**Brief:**
Repeat every record below exactly as it appears.

*** Dataset extract

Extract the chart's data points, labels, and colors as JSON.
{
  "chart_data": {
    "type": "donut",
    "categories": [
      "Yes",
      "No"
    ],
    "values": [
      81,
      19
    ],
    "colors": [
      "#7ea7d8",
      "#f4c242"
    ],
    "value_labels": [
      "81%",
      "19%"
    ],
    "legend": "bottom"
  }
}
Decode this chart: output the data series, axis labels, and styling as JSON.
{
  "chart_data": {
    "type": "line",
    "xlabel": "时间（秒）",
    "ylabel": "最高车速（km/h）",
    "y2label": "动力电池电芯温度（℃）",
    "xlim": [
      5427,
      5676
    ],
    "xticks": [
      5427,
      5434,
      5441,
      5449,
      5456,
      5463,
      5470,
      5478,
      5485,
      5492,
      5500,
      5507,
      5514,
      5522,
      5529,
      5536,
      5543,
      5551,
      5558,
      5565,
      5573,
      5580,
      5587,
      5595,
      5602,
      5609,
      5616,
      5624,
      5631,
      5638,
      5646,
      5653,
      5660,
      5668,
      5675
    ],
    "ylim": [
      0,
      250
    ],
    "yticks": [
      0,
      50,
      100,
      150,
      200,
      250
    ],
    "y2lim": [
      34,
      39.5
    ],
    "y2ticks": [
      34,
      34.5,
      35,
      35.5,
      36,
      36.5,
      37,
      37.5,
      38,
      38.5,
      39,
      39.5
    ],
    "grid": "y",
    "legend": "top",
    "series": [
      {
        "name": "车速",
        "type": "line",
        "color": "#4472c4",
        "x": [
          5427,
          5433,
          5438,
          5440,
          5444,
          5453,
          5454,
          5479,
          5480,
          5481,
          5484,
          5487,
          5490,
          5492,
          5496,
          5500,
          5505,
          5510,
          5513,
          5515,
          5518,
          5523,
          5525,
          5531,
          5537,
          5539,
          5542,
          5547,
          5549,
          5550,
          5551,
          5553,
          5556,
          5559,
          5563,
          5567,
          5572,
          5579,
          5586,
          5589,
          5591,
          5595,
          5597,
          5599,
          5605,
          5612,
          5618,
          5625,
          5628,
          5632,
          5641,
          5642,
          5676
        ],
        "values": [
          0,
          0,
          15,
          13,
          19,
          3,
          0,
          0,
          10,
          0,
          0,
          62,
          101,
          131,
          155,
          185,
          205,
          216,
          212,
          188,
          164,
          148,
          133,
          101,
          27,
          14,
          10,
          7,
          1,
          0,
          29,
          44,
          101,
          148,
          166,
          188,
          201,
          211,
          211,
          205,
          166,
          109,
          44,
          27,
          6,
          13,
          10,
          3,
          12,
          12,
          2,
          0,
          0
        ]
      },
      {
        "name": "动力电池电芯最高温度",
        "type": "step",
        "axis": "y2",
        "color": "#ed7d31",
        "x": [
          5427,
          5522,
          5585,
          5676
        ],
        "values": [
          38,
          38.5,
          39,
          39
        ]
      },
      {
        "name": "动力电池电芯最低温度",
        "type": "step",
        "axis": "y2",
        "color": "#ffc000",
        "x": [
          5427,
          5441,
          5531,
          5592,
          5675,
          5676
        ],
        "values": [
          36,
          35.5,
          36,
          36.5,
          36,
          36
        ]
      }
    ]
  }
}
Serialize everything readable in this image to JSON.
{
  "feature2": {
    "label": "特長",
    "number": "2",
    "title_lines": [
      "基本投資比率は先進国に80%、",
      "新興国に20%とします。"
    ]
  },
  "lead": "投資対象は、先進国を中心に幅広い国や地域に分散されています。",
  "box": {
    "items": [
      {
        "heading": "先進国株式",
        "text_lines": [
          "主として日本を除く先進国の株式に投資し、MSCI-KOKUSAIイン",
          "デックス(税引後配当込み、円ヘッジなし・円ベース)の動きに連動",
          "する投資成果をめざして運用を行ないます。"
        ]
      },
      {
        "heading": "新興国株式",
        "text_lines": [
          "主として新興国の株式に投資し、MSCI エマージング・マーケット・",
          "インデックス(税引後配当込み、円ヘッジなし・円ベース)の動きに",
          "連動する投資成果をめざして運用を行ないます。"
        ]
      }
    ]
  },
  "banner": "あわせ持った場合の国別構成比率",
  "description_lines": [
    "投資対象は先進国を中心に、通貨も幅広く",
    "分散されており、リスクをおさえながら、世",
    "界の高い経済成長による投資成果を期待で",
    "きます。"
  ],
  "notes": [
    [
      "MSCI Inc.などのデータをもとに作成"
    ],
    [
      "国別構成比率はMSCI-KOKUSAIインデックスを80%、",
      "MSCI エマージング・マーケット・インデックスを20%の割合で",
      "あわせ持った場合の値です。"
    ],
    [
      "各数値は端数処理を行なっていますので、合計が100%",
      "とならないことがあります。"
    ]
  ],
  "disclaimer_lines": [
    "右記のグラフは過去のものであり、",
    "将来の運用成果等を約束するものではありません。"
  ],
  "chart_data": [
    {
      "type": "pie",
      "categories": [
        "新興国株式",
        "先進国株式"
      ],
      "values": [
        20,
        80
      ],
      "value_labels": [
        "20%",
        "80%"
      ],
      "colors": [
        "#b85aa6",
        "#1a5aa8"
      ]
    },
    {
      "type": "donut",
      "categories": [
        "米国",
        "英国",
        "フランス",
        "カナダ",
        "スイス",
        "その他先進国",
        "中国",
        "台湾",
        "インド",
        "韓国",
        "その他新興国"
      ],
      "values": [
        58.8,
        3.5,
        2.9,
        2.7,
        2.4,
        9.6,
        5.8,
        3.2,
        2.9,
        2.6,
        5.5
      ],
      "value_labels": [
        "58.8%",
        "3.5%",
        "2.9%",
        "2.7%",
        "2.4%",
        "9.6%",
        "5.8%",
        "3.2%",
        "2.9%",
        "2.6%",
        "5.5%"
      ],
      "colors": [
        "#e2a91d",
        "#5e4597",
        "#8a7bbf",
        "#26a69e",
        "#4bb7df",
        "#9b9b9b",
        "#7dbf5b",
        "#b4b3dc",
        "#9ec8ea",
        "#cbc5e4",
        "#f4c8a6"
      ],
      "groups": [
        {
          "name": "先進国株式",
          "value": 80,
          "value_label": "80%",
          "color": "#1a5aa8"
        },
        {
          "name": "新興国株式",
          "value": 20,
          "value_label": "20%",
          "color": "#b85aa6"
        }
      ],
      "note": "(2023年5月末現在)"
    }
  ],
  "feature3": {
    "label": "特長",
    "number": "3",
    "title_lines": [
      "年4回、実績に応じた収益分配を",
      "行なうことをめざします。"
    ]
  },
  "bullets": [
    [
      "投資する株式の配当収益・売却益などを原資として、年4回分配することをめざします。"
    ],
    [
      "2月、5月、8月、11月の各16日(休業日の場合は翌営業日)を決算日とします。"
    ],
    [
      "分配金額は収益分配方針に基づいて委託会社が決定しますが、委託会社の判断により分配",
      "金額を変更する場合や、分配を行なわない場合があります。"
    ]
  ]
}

******

**Exercise result:**
Extract the chart's data points, labels, and colors as JSON.
{
  "chart_data": {
    "type": "donut",
    "categories": [
      "Yes",
      "No"
    ],
    "values": [
      81,
      19
    ],
    "colors": [
      "#7ea7d8",
      "#f4c242"
    ],
    "value_labels": [
      "81%",
      "19%"
    ],
    "legend": "bottom"
  }
}
Decode this chart: output the data series, axis labels, and styling as JSON.
{
  "chart_data": {
    "type": "line",
    "xlabel": "时间（秒）",
    "ylabel": "最高车速（km/h）",
    "y2label": "动力电池电芯温度（℃）",
    "xlim": [
      5427,
      5676
    ],
    "xticks": [
      5427,
      5434,
      5441,
      5449,
      5456,
      5463,
      5470,
      5478,
      5485,
      5492,
      5500,
      5507,
      5514,
      5522,
      5529,
      5536,
      5543,
      5551,
      5558,
      5565,
      5573,
      5580,
      5587,
      5595,
      5602,
      5609,
      5616,
      5624,
      5631,
      5638,
      5646,
      5653,
      5660,
      5668,
      5675
    ],
    "ylim": [
      0,
      250
    ],
    "yticks": [
      0,
      50,
      100,
      150,
      200,
      250
    ],
    "y2lim": [
      34,
      39.5
    ],
    "y2ticks": [
      34,
      34.5,
      35,
      35.5,
      36,
      36.5,
      37,
      37.5,
      38,
      38.5,
      39,
      39.5
    ],
    "grid": "y",
    "legend": "top",
    "series": [
      {
        "name": "车速",
        "type": "line",
        "color": "#4472c4",
        "x": [
          5427,
          5433,
          5438,
          5440,
          5444,
          5453,
          5454,
          5479,
          5480,
          5481,
          5484,
          5487,
          5490,
          5492,
          5496,
          5500,
          5505,
          5510,
          5513,
          5515,
          5518,
          5523,
          5525,
          5531,
          5537,
          5539,
          5542,
          5547,
          5549,
          5550,
          5551,
          5553,
          5556,
          5559,
          5563,
          5567,
          5572,
          5579,
          5586,
          5589,
          5591,
          5595,
          5597,
          5599,
          5605,
          5612,
          5618,
          5625,
          5628,
          5632,
          5641,
          5642,
          5676
        ],
        "values": [
          0,
          0,
          15,
          13,
          19,
          3,
          0,
          0,
          10,
          0,
          0,
          62,
          101,
          131,
          155,
          185,
          205,
          216,
          212,
          188,
          164,
          148,
          133,
          101,
          27,
          14,
          10,
          7,
          1,
          0,
          29,
          44,
          101,
          148,
          166,
          188,
          201,
          211,
          211,
          205,
          166,
          109,
          44,
          27,
          6,
          13,
          10,
          3,
          12,
          12,
          2,
          0,
          0
        ]
      },
      {
        "name": "动力电池电芯最高温度",
        "type": "step",
        "axis": "y2",
        "color": "#ed7d31",
        "x": [
          5427,
          5522,
          5585,
          5676
        ],
        "values": [
          38,
          38.5,
          39,
          39
        ]
      },
      {
        "name": "动力电池电芯最低温度",
        "type": "step",
        "axis": "y2",
        "color": "#ffc000",
        "x": [
          5427,
          5441,
          5531,
          5592,
          5675,
          5676
        ],
        "values": [
          36,
          35.5,
          36,
          36.5,
          36,
          36
        ]
      }
    ]
  }
}
Serialize everything readable in this image to JSON.
{
  "feature2": {
    "label": "特長",
    "number": "2",
    "title_lines": [
      "基本投資比率は先進国に80%、",
      "新興国に20%とします。"
    ]
  },
  "lead": "投資対象は、先進国を中心に幅広い国や地域に分散されています。",
  "box": {
    "items": [
      {
        "heading": "先進国株式",
        "text_lines": [
          "主として日本を除く先進国の株式に投資し、MSCI-KOKUSAIイン",
          "デックス(税引後配当込み、円ヘッジなし・円ベース)の動きに連動",
          "する投資成果をめざして運用を行ないます。"
        ]
      },
      {
        "heading": "新興国株式",
        "text_lines": [
          "主として新興国の株式に投資し、MSCI エマージング・マーケット・",
          "インデックス(税引後配当込み、円ヘッジなし・円ベース)の動きに",
          "連動する投資成果をめざして運用を行ないます。"
        ]
      }
    ]
  },
  "banner": "あわせ持った場合の国別構成比率",
  "description_lines": [
    "投資対象は先進国を中心に、通貨も幅広く",
    "分散されており、リスクをおさえながら、世",
    "界の高い経済成長による投資成果を期待で",
    "きます。"
  ],
  "notes": [
    [
      "MSCI Inc.などのデータをもとに作成"
    ],
    [
      "国別構成比率はMSCI-KOKUSAIインデックスを80%、",
      "MSCI エマージング・マーケット・インデックスを20%の割合で",
      "あわせ持った場合の値です。"
    ],
    [
      "各数値は端数処理を行なっていますので、合計が100%",
      "とならないことがあります。"
    ]
  ],
  "disclaimer_lines": [
    "右記のグラフは過去のものであり、",
    "将来の運用成果等を約束するものではありません。"
  ],
  "chart_data": [
    {
      "type": "pie",
      "categories": [
        "新興国株式",
        "先進国株式"
      ],
      "values": [
        20,
        80
      ],
      "value_labels": [
        "20%",
        "80%"
      ],
      "colors": [
        "#b85aa6",
        "#1a5aa8"
      ]
    },
    {
      "type": "donut",
      "categories": [
        "米国",
        "英国",
        "フランス",
        "カナダ",
        "スイス",
        "その他先進国",
        "中国",
        "台湾",
        "インド",
        "韓国",
        "その他新興国"
      ],
      "values": [
        58.8,
        3.5,
        2.9,
        2.7,
        2.4,
        9.6,
        5.8,
        3.2,
        2.9,
        2.6,
        5.5
      ],
      "value_labels": [
        "58.8%",
        "3.5%",
        "2.9%",
        "2.7%",
        "2.4%",
        "9.6%",
        "5.8%",
        "3.2%",
        "2.9%",
        "2.6%",
        "5.5%"
      ],
      "colors": [
        "#e2a91d",
        "#5e4597",
        "#8a7bbf",
        "#26a69e",
        "#4bb7df",
        "#9b9b9b",
        "#7dbf5b",
        "#b4b3dc",
        "#9ec8ea",
        "#cbc5e4",
        "#f4c8a6"
      ],
      "groups": [
        {
          "name": "先進国株式",
          "value": 80,
          "value_label": "80%",
          "color": "#1a5aa8"
        },
        {
          "name": "新興国株式",
          "value": 20,
          "value_label": "20%",
          "color": "#b85aa6"
        }
      ],
      "note": "(2023年5月末現在)"
    }
  ],
  "feature3": {
    "label": "特長",
    "number": "3",
    "title_lines": [
      "年4回、実績に応じた収益分配を",
      "行なうことをめざします。"
    ]
  },
  "bullets": [
    [
      "投資する株式の配当収益・売却益などを原資として、年4回分配することをめざします。"
    ],
    [
      "2月、5月、8月、11月の各16日(休業日の場合は翌営業日)を決算日とします。"
    ],
    [
      "分配金額は収益分配方針に基づいて委託会社が決定しますが、委託会社の判断により分配",
      "金額を変更する場合や、分配を行なわない場合があります。"
    ]
  ]
}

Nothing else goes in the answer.